STATED EXERCISE:
Return the material word for word. Do not include pictures.
-- Start DATA --
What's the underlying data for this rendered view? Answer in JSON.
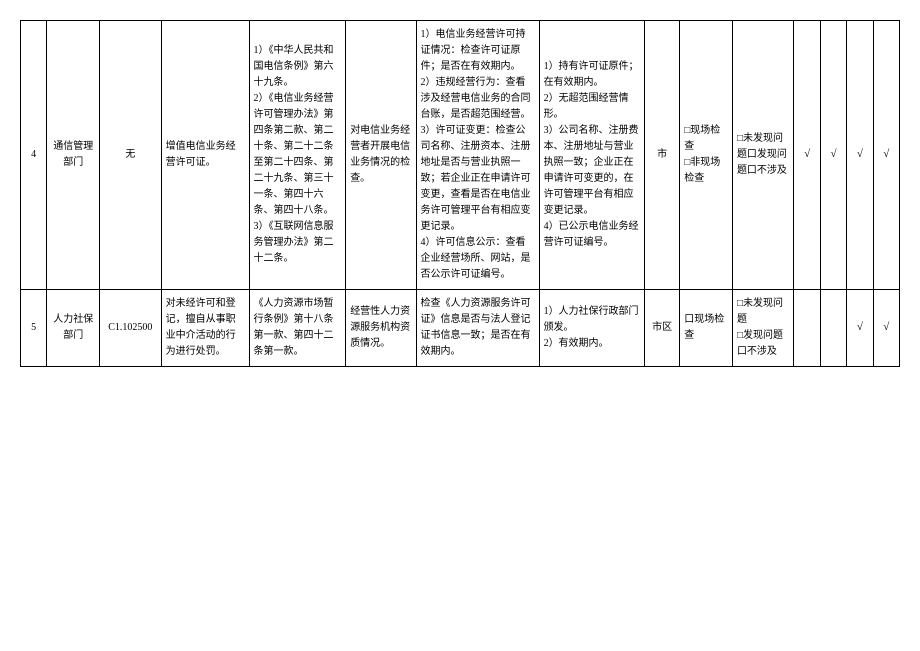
{
  "rows": [
    {
      "num": "4",
      "dept": "通信管理部门",
      "code": "无",
      "license": "增值电信业务经营许可证。",
      "basis": "1）《中华人民共和国电信条例》第六十九条。\n2）《电信业务经营许可管理办法》第四条第二款、第二十条、第二十二条至第二十四条、第二十九条、第三十一条、第四十六条、第四十八条。\n3）《互联网信息服务管理办法》第二十二条。",
      "scope": "对电信业务经营者开展电信业务情况的检查。",
      "content": "1）电信业务经营许可持证情况：检查许可证原件；是否在有效期内。\n2）违规经营行为：查看涉及经营电信业务的合同台账，是否超范围经营。\n3）许可证变更：检查公司名称、注册资本、注册地址是否与营业执照一致；若企业正在申请许可变更，查看是否在电信业务许可管理平台有相应变更记录。\n4）许可信息公示：查看企业经营场所、网站，是否公示许可证编号。",
      "standard": "1）持有许可证原件；在有效期内。\n2）无超范围经营情形。\n3）公司名称、注册费本、注册地址与营业执照一致；企业正在申请许可变更的，在许可管理平台有相应变更记录。\n4）已公示电信业务经营许可证编号。",
      "level": "市",
      "method": "□现场检查\n□非现场检查",
      "result": "□未发现问题口发现问题口不涉及",
      "c1": "√",
      "c2": "√",
      "c3": "√",
      "c4": "√"
    },
    {
      "num": "5",
      "dept": "人力社保部门",
      "code": "C1.102500",
      "license": "对未经许可和登记，擅自从事职业中介活动的行为进行处罚。",
      "basis": "《人力资源市场暂行条例》第十八条第一款、第四十二条第一款。",
      "scope": "经营性人力资源服务机构资质情况。",
      "content": "检查《人力资源服务许可证》信息是否与法人登记证书信息一致；是否在有效期内。",
      "standard": "1）人力社保行政部门颁发。\n2）有效期内。",
      "level": "市区",
      "method": "口现场检查",
      "result": "□未发现问题\n□发现问题口不涉及",
      "c1": "",
      "c2": "",
      "c3": "√",
      "c4": "√"
    }
  ],
  "colWidths": [
    "3%",
    "6%",
    "7%",
    "10%",
    "11%",
    "8%",
    "14%",
    "12%",
    "4%",
    "6%",
    "7%",
    "3%",
    "3%",
    "3%",
    "3%"
  ]
}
-- End DATA --
TASK OUTPUT:
What's the underlying data for this rendered view? Answer in JSON.
{
  "rows": [
    {
      "num": "4",
      "dept": "通信管理部门",
      "code": "无",
      "license": "增值电信业务经营许可证。",
      "basis": "1）《中华人民共和国电信条例》第六十九条。\n2）《电信业务经营许可管理办法》第四条第二款、第二十条、第二十二条至第二十四条、第二十九条、第三十一条、第四十六条、第四十八条。\n3）《互联网信息服务管理办法》第二十二条。",
      "scope": "对电信业务经营者开展电信业务情况的检查。",
      "content": "1）电信业务经营许可持证情况：检查许可证原件；是否在有效期内。\n2）违规经营行为：查看涉及经营电信业务的合同台账，是否超范围经营。\n3）许可证变更：检查公司名称、注册资本、注册地址是否与营业执照一致；若企业正在申请许可变更，查看是否在电信业务许可管理平台有相应变更记录。\n4）许可信息公示：查看企业经营场所、网站，是否公示许可证编号。",
      "standard": "1）持有许可证原件；在有效期内。\n2）无超范围经营情形。\n3）公司名称、注册费本、注册地址与营业执照一致；企业正在申请许可变更的，在许可管理平台有相应变更记录。\n4）已公示电信业务经营许可证编号。",
      "level": "市",
      "method": "□现场检查\n□非现场检查",
      "result": "□未发现问题口发现问题口不涉及",
      "c1": "√",
      "c2": "√",
      "c3": "√",
      "c4": "√"
    },
    {
      "num": "5",
      "dept": "人力社保部门",
      "code": "C1.102500",
      "license": "对未经许可和登记，擅自从事职业中介活动的行为进行处罚。",
      "basis": "《人力资源市场暂行条例》第十八条第一款、第四十二条第一款。",
      "scope": "经营性人力资源服务机构资质情况。",
      "content": "检查《人力资源服务许可证》信息是否与法人登记证书信息一致；是否在有效期内。",
      "standard": "1）人力社保行政部门颁发。\n2）有效期内。",
      "level": "市区",
      "method": "口现场检查",
      "result": "□未发现问题\n□发现问题口不涉及",
      "c1": "",
      "c2": "",
      "c3": "√",
      "c4": "√"
    }
  ],
  "colWidths": [
    "3%",
    "6%",
    "7%",
    "10%",
    "11%",
    "8%",
    "14%",
    "12%",
    "4%",
    "6%",
    "7%",
    "3%",
    "3%",
    "3%",
    "3%"
  ]
}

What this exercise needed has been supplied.